> [What you will do]
A - Answer these questions from the text on the health records audit, one answer per line:
(i) From which body will de-identified remote primary care medical records be requested in the NT?
(ii) In FNQ, which women does the baseline data include?
(iii) Within how many months of birth are the postpartum variables collected?
B - For each statement, say yes or no depending on whether it agrees with the text on the health records audit, and quote the words that decide it:
(i) Study region and ethnicity are among the independent variables.
(ii) Contraception use is counted only when it was prescribed.
(iii) Any case of neonatal hypoglycaemia counts as an outcome, whether or not it was treated.

> [Given text]
----
Audit of Electronic Health Records and Diabetes in Pregnancy Clinical Register
Primary care medical records and the DIP Clinical Register will be assessed using an independent sample, cross-sectional, pre- and post-intervention audit to determine the proportion of women receiving recommended care during and after pregnancy. In the NT, de-identified remote primary care medical records will be requested from NT Department of Health (DoH) for women with a birth due date in the final 12 months of implementation of the health systems intervention and who had a diagnosis of diabetes in pregnancy, and compared to baseline data already provided by NT DoH. In FNQ, data will be collected from the FNQ DIP Clinical Register, with baseline data including women giving birth in the first 12 months of the DIP Clinical Register’s inception and post-intervention data including women giving birth in the final 12 months of the intervention. Data from primary healthcare provider electronic health records at evaluation case study sites not covered by NT DoH records (Aboriginal Community-Controlled Health Services in NT, and all FNQ evaluation sites) will also be requested for women with hyperglycaemia in pregnancy giving birth within the above time periods. Independent variables collected will include: study region; age; ethnicity; and type of diabetes. Outcome variables will include: number and timing of clinic visits (antenatal and postpartum); completion of recommended glucose screening in early pregnancy for high risk women; mean first- and third-trimester HbA1c; first- and third-trimester smoking status; postpartum variables within 6 months of birth including completion of glucose screening (including 75 gram OGTT, fasting glucose, HbA1c, random glucose, any glucose measure), weight, body mass index, waist circumference, breastfeeding status, smoking status and contraception use (prescribed or discussed with health practitioner); and birth and neonatal outcomes (gestational age at delivery, mode of delivery, birth weight, large for gestational age, small for gestational age, macrosomia, neonatal obstetric trauma, neonatal hypoglycaemia requiring treatment, neonatal special care admission, 5-minute APGAR score less than 5, neonatal jaundice requiring treatment, neonatal respiratory distress).
----
> [Records provided]
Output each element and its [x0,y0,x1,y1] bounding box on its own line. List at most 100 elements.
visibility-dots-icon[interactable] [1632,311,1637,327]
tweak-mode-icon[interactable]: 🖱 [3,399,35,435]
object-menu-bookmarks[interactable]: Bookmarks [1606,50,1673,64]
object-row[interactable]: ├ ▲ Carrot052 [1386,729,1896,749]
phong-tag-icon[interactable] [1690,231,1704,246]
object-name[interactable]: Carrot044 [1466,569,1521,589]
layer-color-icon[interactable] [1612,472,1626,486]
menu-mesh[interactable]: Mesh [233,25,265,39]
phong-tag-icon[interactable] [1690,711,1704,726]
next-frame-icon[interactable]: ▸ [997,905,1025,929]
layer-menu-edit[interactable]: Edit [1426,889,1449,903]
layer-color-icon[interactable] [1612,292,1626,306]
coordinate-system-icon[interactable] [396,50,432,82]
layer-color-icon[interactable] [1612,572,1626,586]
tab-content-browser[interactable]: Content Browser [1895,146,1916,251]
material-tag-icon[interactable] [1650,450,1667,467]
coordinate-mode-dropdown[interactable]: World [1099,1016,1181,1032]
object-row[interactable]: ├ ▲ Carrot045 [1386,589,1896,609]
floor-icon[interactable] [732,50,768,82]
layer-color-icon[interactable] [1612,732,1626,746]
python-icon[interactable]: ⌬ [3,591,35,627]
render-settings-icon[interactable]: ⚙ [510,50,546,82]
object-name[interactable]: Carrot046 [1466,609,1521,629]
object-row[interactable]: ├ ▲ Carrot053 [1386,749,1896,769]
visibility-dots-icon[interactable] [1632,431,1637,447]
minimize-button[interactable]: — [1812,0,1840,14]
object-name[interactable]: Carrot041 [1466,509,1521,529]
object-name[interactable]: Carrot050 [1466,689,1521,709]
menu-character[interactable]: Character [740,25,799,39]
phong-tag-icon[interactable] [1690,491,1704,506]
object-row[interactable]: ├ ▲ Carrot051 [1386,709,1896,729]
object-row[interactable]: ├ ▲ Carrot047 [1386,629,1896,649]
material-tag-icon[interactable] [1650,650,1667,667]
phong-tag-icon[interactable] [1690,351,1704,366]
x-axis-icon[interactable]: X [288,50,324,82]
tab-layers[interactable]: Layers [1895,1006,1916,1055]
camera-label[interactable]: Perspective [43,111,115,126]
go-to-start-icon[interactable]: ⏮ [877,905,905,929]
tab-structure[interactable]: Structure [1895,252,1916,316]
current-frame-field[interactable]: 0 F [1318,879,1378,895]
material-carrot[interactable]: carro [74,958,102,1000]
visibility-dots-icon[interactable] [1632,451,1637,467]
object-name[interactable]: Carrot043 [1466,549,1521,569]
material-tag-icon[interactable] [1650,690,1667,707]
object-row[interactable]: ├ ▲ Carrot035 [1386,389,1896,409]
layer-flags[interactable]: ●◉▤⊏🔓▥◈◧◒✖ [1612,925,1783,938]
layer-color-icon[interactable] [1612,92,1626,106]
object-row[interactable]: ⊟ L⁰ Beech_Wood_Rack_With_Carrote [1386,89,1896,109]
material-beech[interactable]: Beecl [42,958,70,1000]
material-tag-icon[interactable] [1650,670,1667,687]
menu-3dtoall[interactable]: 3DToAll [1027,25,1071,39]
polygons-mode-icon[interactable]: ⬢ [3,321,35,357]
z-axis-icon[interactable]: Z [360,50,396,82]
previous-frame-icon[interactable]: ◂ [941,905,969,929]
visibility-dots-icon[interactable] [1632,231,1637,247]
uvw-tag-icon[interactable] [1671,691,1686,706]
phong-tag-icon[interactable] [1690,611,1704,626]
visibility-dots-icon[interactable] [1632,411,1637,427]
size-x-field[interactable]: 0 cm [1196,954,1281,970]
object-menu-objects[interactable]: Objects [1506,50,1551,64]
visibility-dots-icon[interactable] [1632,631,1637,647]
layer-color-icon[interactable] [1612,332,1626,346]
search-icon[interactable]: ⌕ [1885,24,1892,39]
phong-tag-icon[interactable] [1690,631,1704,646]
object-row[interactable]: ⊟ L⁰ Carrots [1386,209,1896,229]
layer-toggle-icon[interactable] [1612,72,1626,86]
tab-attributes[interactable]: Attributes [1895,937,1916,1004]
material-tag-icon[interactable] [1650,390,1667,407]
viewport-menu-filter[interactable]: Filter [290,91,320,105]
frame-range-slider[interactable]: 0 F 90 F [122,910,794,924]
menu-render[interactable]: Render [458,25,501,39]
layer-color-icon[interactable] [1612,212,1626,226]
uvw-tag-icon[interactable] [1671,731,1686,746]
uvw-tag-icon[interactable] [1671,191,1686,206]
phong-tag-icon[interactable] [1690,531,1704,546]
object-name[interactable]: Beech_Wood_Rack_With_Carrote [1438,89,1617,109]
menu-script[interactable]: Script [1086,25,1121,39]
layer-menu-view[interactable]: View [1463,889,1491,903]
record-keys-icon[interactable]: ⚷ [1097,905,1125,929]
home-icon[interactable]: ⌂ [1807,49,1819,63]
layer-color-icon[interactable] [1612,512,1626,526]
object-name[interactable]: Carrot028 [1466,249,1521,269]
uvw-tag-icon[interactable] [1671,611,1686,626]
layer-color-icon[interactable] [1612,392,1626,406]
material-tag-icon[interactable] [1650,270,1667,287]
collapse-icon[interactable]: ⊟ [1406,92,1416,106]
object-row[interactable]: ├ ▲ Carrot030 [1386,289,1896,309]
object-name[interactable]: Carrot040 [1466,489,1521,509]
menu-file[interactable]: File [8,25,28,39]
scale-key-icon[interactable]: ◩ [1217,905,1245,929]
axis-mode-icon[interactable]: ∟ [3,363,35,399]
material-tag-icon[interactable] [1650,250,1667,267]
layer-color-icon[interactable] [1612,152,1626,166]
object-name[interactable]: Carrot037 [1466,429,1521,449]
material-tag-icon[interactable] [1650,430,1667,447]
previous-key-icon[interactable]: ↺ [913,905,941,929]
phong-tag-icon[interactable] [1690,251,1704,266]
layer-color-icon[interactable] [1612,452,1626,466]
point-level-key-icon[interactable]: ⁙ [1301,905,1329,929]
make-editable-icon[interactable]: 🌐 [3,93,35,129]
----
> [Problem solutions]
A -
(i) The NT Department of Health (DoH).
(ii) Women giving birth in the first 12 months of the DIP Clinical Register's inception.
(iii) Within 6 months of birth.

B -
(i) Yes: "Independent variables collected will include: study region; age; ethnicity; and type of diabetes."
(ii) No: "contraception use (prescribed or discussed with health practitioner)"
(iii) No: "neonatal hypoglycaemia requiring treatment"